**PROVIDED TEXT:**
While there are no particular restrictions on the amount of such adhesion aid, it is preferred that the adhesion aid be contained in the maleimide resin composition by an amount of 0.1 to 10% by mass, more preferably 0.5 to 8% by mass, even more preferably 1 to 5% by mass. When the amount of the adhesion aid is within these ranges, the adhesion force of the cured product of the resin composition can be further improved without changing the properties of such resin composition.

**GIVEN DATA:**
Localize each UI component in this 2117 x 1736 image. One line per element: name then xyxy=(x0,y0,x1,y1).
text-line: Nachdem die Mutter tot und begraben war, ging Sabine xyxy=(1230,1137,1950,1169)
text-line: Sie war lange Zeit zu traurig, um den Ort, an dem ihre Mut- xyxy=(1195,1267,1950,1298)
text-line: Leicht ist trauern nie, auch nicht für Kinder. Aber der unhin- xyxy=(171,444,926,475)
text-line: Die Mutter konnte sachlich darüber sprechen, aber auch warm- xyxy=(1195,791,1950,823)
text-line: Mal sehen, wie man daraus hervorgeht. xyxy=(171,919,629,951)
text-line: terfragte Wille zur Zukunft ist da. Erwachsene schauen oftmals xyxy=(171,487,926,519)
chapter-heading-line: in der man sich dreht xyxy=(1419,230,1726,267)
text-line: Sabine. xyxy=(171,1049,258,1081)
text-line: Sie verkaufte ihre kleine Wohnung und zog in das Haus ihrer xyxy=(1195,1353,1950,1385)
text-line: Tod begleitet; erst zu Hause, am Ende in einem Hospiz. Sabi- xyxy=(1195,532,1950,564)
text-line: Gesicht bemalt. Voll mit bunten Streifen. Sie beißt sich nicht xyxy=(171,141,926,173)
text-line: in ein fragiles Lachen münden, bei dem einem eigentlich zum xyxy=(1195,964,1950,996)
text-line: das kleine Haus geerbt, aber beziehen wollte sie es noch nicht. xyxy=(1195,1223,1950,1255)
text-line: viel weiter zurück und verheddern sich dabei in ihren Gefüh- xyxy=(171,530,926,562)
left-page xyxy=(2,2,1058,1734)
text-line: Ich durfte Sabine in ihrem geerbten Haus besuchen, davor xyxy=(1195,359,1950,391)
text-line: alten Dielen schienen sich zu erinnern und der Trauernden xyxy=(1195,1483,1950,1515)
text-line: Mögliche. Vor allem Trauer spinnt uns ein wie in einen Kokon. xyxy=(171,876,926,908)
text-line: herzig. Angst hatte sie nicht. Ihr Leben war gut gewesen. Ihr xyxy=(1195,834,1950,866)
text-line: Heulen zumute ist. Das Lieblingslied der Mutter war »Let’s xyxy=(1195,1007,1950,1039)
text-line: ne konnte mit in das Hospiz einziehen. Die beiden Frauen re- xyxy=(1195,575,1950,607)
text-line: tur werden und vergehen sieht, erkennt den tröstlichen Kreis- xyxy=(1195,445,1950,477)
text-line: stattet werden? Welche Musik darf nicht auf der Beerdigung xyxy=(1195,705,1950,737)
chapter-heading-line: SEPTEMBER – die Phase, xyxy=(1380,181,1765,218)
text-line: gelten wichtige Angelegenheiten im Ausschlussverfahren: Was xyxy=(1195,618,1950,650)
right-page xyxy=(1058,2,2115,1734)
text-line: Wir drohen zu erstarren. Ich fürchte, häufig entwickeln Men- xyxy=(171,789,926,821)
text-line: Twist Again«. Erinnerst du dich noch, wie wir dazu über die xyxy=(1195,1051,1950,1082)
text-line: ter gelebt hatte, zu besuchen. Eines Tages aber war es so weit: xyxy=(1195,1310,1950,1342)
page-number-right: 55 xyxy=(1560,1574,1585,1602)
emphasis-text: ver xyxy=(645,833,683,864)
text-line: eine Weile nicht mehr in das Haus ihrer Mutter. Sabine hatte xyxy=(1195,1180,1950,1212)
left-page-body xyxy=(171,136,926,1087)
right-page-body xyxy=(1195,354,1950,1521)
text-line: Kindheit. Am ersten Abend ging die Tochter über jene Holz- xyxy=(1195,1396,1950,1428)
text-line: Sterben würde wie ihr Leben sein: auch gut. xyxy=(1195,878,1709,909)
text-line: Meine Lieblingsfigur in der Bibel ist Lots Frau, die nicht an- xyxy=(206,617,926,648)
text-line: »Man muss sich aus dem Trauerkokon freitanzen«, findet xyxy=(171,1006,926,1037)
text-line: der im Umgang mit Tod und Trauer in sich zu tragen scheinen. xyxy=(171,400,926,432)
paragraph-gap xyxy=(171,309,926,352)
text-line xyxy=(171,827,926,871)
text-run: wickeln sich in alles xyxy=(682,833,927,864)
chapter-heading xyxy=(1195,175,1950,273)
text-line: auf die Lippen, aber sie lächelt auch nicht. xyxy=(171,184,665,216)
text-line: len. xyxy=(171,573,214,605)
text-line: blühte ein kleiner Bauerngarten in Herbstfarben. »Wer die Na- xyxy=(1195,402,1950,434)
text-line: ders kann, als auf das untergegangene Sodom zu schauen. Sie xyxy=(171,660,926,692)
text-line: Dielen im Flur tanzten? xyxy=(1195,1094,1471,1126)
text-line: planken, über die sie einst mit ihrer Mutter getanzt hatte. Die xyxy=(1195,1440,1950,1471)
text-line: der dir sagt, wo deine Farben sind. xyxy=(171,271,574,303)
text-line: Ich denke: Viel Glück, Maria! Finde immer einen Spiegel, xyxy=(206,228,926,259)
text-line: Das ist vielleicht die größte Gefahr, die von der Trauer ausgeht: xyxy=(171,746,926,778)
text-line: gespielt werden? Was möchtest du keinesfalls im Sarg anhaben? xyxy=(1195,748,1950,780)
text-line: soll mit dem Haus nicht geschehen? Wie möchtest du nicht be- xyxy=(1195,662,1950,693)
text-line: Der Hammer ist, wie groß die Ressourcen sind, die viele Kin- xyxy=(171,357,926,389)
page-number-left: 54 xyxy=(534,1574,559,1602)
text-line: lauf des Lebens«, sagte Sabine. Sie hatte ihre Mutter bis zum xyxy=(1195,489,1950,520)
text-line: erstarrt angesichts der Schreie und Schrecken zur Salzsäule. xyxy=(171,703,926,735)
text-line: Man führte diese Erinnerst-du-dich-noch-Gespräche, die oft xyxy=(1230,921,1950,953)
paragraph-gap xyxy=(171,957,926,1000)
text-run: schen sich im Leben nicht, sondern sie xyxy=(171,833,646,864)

**OBJECTIVES:**
a - Reproduce the passage on adhesion aid amounts word for word, in full.
b - Return every line in the entries that contains the string "number". Case matters.

**RESPONSES FOR EACH TASK:**
a -
While there are no particular restrictions on the amount of such adhesion aid, it is preferred that the adhesion aid be contained in the maleimide resin composition by an amount of 0.1 to 10% by mass, more preferably 0.5 to 8% by mass, even more preferably 1 to 5% by mass. When the amount of the adhesion aid is within these ranges, the adhesion force of the cured product of the resin composition can be further improved without changing the properties of such resin composition.

b -
page-number-right: 55 xyxy=(1560,1574,1585,1602)
page-number-left: 54 xyxy=(534,1574,559,1602)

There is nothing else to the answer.